:: RECORDS TO PROCESS
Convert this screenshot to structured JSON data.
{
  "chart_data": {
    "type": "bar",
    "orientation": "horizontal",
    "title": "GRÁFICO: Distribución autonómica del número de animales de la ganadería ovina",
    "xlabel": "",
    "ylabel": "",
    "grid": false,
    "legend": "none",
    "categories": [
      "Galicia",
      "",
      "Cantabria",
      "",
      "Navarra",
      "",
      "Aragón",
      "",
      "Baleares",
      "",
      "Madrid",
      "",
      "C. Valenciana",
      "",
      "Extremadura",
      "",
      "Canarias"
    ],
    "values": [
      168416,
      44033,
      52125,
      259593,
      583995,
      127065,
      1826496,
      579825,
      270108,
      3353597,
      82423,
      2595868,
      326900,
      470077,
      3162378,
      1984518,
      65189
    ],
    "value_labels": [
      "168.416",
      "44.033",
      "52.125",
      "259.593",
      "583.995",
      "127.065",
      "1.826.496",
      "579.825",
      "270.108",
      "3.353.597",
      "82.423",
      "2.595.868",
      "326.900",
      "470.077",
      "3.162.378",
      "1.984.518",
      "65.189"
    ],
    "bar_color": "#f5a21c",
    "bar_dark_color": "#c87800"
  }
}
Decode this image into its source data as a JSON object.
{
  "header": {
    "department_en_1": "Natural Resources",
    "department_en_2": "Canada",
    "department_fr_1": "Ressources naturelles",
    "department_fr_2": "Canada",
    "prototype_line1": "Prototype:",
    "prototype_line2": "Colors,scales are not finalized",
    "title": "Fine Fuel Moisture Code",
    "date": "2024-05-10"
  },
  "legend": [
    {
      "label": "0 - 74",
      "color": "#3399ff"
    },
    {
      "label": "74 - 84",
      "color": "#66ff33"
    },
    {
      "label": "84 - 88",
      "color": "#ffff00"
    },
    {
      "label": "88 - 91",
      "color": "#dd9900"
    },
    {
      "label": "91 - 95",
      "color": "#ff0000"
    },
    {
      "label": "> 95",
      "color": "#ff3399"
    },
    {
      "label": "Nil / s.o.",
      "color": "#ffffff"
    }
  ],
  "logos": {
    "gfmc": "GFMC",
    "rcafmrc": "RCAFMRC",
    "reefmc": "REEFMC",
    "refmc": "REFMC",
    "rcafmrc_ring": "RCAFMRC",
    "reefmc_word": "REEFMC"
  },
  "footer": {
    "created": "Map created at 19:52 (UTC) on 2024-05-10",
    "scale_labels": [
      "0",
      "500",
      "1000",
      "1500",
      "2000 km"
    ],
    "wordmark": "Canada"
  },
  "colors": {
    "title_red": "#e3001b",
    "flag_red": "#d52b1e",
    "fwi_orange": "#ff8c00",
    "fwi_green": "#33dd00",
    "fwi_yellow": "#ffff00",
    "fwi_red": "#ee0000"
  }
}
::::
YOUR GOAL
Return every line exactly.

THE OUTPUT
Convert this screenshot to structured JSON data.
{
  "chart_data": {
    "type": "bar",
    "orientation": "horizontal",
    "title": "GRÁFICO: Distribución autonómica del número de animales de la ganadería ovina",
    "xlabel": "",
    "ylabel": "",
    "grid": false,
    "legend": "none",
    "categories": [
      "Galicia",
      "",
      "Cantabria",
      "",
      "Navarra",
      "",
      "Aragón",
      "",
      "Baleares",
      "",
      "Madrid",
      "",
      "C. Valenciana",
      "",
      "Extremadura",
      "",
      "Canarias"
    ],
    "values": [
      168416,
      44033,
      52125,
      259593,
      583995,
      127065,
      1826496,
      579825,
      270108,
      3353597,
      82423,
      2595868,
      326900,
      470077,
      3162378,
      1984518,
      65189
    ],
    "value_labels": [
      "168.416",
      "44.033",
      "52.125",
      "259.593",
      "583.995",
      "127.065",
      "1.826.496",
      "579.825",
      "270.108",
      "3.353.597",
      "82.423",
      "2.595.868",
      "326.900",
      "470.077",
      "3.162.378",
      "1.984.518",
      "65.189"
    ],
    "bar_color": "#f5a21c",
    "bar_dark_color": "#c87800"
  }
}
Decode this image into its source data as a JSON object.
{
  "header": {
    "department_en_1": "Natural Resources",
    "department_en_2": "Canada",
    "department_fr_1": "Ressources naturelles",
    "department_fr_2": "Canada",
    "prototype_line1": "Prototype:",
    "prototype_line2": "Colors,scales are not finalized",
    "title": "Fine Fuel Moisture Code",
    "date": "2024-05-10"
  },
  "legend": [
    {
      "label": "0 - 74",
      "color": "#3399ff"
    },
    {
      "label": "74 - 84",
      "color": "#66ff33"
    },
    {
      "label": "84 - 88",
      "color": "#ffff00"
    },
    {
      "label": "88 - 91",
      "color": "#dd9900"
    },
    {
      "label": "91 - 95",
      "color": "#ff0000"
    },
    {
      "label": "> 95",
      "color": "#ff3399"
    },
    {
      "label": "Nil / s.o.",
      "color": "#ffffff"
    }
  ],
  "logos": {
    "gfmc": "GFMC",
    "rcafmrc": "RCAFMRC",
    "reefmc": "REEFMC",
    "refmc": "REFMC",
    "rcafmrc_ring": "RCAFMRC",
    "reefmc_word": "REEFMC"
  },
  "footer": {
    "created": "Map created at 19:52 (UTC) on 2024-05-10",
    "scale_labels": [
      "0",
      "500",
      "1000",
      "1500",
      "2000 km"
    ],
    "wordmark": "Canada"
  },
  "colors": {
    "title_red": "#e3001b",
    "flag_red": "#d52b1e",
    "fwi_orange": "#ff8c00",
    "fwi_green": "#33dd00",
    "fwi_yellow": "#ffff00",
    "fwi_red": "#ee0000"
  }
}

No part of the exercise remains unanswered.